TASK TO COMPLETE:
Identify every line in the records below that contains the word "title", and reproduce each one.

Records from a data collection:

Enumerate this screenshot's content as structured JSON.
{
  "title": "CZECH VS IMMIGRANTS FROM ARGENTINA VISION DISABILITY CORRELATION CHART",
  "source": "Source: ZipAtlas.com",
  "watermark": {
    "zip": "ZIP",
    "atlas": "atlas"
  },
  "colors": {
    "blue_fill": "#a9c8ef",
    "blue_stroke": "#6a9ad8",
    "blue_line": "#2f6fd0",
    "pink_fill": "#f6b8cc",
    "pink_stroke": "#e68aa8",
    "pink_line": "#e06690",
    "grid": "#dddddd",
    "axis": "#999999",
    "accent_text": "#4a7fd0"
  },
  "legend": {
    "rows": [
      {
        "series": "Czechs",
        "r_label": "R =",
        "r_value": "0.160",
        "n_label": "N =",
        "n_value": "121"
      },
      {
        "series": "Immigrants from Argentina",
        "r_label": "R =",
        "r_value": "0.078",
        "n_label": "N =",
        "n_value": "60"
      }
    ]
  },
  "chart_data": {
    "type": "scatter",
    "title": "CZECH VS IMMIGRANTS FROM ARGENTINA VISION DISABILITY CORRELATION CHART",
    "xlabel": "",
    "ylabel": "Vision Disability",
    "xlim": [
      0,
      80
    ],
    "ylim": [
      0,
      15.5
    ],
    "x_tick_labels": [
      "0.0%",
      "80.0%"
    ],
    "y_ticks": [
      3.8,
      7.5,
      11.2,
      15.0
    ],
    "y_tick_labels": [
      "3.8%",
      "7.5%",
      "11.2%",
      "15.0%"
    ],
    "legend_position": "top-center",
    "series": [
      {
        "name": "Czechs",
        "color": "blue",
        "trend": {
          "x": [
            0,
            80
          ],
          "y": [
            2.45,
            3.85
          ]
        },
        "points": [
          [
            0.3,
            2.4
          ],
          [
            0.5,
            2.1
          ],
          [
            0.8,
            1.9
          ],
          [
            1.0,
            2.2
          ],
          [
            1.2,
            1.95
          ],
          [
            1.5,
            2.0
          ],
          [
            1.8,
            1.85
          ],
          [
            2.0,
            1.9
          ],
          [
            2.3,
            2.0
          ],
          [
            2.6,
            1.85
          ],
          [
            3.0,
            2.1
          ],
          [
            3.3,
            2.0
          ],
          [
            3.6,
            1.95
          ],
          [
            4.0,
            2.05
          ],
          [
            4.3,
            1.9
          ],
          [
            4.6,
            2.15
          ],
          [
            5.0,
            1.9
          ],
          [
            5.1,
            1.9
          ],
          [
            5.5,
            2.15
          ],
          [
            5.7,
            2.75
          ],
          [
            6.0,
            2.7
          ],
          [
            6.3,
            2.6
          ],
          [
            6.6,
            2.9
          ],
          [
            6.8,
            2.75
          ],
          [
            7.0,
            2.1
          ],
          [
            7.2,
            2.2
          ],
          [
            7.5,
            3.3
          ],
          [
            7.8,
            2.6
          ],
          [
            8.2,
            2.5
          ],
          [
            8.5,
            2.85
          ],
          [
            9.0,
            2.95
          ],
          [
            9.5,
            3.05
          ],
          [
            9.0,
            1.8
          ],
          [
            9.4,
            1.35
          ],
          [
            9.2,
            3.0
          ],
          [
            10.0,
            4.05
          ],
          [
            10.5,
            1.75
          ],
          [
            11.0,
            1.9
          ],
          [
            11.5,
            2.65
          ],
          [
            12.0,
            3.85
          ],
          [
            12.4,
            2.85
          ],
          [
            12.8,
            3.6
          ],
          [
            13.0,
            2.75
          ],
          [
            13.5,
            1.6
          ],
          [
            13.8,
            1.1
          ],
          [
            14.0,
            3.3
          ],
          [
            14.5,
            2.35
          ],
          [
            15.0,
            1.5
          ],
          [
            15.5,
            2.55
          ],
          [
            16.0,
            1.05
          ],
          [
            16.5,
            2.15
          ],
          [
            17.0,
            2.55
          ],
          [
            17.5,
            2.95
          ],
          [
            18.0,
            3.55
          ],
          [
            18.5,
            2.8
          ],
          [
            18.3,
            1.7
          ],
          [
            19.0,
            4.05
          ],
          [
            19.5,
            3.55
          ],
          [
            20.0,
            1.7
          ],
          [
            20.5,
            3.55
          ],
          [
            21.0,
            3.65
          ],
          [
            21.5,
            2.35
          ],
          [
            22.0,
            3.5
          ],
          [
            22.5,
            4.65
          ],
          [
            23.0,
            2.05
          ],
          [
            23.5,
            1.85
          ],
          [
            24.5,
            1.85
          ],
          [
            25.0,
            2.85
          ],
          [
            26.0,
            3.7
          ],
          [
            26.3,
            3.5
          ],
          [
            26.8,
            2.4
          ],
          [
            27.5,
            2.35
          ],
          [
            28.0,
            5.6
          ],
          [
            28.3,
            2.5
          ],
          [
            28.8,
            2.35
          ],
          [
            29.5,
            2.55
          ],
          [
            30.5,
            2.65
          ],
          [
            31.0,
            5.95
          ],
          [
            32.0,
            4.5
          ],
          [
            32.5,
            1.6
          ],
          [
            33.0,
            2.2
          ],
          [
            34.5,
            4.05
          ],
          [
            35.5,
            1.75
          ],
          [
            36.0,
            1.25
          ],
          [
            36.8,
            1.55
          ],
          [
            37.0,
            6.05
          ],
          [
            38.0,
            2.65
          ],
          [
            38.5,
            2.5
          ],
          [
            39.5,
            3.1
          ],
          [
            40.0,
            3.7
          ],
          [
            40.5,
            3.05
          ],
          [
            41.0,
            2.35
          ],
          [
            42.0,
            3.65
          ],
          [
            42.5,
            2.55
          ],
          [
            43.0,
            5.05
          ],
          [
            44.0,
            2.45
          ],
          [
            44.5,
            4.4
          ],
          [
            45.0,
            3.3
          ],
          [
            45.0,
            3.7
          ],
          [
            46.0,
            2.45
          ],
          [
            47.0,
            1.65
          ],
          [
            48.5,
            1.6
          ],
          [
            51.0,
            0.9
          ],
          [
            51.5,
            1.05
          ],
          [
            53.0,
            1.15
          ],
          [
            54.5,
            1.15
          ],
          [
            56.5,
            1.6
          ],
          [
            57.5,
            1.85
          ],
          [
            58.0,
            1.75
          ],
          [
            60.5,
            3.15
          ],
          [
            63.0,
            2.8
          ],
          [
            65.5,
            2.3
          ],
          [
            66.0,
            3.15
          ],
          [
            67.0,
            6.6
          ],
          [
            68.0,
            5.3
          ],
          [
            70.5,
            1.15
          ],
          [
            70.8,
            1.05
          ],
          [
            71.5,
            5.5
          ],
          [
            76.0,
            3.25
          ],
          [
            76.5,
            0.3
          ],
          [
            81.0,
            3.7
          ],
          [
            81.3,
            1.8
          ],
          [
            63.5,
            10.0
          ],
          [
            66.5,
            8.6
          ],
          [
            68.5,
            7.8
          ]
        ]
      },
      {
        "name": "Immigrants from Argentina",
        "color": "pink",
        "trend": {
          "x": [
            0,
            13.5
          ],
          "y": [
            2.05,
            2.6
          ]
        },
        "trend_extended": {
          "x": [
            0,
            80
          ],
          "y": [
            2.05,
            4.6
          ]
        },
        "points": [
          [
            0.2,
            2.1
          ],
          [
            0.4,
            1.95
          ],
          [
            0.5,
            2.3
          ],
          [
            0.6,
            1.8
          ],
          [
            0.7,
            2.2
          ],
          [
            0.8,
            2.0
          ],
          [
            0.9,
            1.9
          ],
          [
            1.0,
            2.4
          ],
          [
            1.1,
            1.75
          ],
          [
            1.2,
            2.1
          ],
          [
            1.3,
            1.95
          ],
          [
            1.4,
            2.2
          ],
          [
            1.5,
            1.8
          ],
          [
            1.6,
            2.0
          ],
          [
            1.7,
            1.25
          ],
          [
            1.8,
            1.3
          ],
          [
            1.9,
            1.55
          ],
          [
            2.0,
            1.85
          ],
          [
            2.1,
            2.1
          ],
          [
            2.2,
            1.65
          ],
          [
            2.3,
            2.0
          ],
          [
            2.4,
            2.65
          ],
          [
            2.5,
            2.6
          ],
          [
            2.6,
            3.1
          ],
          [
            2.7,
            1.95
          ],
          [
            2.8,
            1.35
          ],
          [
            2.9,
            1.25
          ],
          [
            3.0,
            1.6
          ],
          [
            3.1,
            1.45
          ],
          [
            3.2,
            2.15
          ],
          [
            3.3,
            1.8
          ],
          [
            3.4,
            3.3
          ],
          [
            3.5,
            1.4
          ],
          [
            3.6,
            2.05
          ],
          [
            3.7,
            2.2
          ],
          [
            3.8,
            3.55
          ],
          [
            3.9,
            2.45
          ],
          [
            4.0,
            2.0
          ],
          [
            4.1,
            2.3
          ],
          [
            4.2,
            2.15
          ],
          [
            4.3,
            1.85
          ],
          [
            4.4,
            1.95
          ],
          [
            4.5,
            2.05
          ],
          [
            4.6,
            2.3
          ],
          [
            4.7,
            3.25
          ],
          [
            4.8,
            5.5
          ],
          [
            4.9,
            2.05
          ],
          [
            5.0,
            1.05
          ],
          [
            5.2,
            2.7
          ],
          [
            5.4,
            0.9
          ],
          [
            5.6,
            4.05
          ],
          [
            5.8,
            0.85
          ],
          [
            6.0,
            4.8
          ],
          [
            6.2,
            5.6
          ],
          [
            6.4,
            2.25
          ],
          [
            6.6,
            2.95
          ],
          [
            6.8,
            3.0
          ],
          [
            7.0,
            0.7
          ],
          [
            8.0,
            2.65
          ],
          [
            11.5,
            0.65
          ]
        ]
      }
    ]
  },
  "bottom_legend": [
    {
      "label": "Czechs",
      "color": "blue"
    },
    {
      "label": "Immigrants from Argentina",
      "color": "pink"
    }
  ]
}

RESPONSE TO THE TASK:
  "title": "CZECH VS IMMIGRANTS FROM ARGENTINA VISION DISABILITY CORRELATION CHART",
    "title": "CZECH VS IMMIGRANTS FROM ARGENTINA VISION DISABILITY CORRELATION CHART",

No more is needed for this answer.